(Prompt)
All of the data is to be copied word for word.
*** Block opens ***
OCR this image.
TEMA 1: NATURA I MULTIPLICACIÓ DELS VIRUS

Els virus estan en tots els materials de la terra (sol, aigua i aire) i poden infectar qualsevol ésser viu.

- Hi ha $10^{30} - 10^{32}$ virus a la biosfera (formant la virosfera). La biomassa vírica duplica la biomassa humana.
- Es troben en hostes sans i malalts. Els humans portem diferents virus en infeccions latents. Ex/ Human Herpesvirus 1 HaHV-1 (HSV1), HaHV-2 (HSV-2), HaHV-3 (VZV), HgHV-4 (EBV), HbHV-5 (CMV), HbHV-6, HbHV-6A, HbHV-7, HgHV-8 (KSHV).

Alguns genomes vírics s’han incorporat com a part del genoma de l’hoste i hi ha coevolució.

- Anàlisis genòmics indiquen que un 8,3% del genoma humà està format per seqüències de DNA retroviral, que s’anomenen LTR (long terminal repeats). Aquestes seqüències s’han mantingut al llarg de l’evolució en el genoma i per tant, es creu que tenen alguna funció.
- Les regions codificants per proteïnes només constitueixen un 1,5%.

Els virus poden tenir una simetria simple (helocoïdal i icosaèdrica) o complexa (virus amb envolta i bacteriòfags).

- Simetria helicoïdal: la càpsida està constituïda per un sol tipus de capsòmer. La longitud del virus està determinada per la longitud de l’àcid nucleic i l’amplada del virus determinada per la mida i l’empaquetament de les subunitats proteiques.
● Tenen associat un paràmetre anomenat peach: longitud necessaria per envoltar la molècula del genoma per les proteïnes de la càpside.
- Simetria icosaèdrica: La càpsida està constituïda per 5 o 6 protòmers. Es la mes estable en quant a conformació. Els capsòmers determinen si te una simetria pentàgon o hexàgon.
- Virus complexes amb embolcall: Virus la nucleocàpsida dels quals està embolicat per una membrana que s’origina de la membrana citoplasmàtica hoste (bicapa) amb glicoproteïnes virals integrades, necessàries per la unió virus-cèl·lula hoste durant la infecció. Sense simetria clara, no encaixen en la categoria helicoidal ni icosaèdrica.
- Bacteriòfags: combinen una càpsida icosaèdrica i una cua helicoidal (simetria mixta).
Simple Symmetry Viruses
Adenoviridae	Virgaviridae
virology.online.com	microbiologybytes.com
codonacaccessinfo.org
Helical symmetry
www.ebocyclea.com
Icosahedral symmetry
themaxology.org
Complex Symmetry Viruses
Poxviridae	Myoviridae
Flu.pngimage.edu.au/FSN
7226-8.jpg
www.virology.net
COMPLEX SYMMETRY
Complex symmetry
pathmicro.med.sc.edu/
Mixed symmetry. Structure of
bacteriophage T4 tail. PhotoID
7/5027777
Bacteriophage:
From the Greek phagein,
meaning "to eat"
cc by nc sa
*** Block closes ***
(Output of the task)
OCR this image.
TEMA 1: NATURA I MULTIPLICACIÓ DELS VIRUS

Els virus estan en tots els materials de la terra (sol, aigua i aire) i poden infectar qualsevol ésser viu.

- Hi ha $10^{30} - 10^{32}$ virus a la biosfera (formant la virosfera). La biomassa vírica duplica la biomassa humana.
- Es troben en hostes sans i malalts. Els humans portem diferents virus en infeccions latents. Ex/ Human Herpesvirus 1 HaHV-1 (HSV1), HaHV-2 (HSV-2), HaHV-3 (VZV), HgHV-4 (EBV), HbHV-5 (CMV), HbHV-6, HbHV-6A, HbHV-7, HgHV-8 (KSHV).

Alguns genomes vírics s’han incorporat com a part del genoma de l’hoste i hi ha coevolució.

- Anàlisis genòmics indiquen que un 8,3% del genoma humà està format per seqüències de DNA retroviral, que s’anomenen LTR (long terminal repeats). Aquestes seqüències s’han mantingut al llarg de l’evolució en el genoma i per tant, es creu que tenen alguna funció.
- Les regions codificants per proteïnes només constitueixen un 1,5%.

Els virus poden tenir una simetria simple (helocoïdal i icosaèdrica) o complexa (virus amb envolta i bacteriòfags).

- Simetria helicoïdal: la càpsida està constituïda per un sol tipus de capsòmer. La longitud del virus està determinada per la longitud de l’àcid nucleic i l’amplada del virus determinada per la mida i l’empaquetament de les subunitats proteiques.
● Tenen associat un paràmetre anomenat peach: longitud necessaria per envoltar la molècula del genoma per les proteïnes de la càpside.
- Simetria icosaèdrica: La càpsida està constituïda per 5 o 6 protòmers. Es la mes estable en quant a conformació. Els capsòmers determinen si te una simetria pentàgon o hexàgon.
- Virus complexes amb embolcall: Virus la nucleocàpsida dels quals està embolicat per una membrana que s’origina de la membrana citoplasmàtica hoste (bicapa) amb glicoproteïnes virals integrades, necessàries per la unió virus-cèl·lula hoste durant la infecció. Sense simetria clara, no encaixen en la categoria helicoidal ni icosaèdrica.
- Bacteriòfags: combinen una càpsida icosaèdrica i una cua helicoidal (simetria mixta).
Simple Symmetry Viruses
Adenoviridae	Virgaviridae
virology.online.com	microbiologybytes.com
codonacaccessinfo.org
Helical symmetry
www.ebocyclea.com
Icosahedral symmetry
themaxology.org
Complex Symmetry Viruses
Poxviridae	Myoviridae
Flu.pngimage.edu.au/FSN
7226-8.jpg
www.virology.net
COMPLEX SYMMETRY
Complex symmetry
pathmicro.med.sc.edu/
Mixed symmetry. Structure of
bacteriophage T4 tail. PhotoID
7/5027777
Bacteriophage:
From the Greek phagein,
meaning "to eat"
cc by nc sa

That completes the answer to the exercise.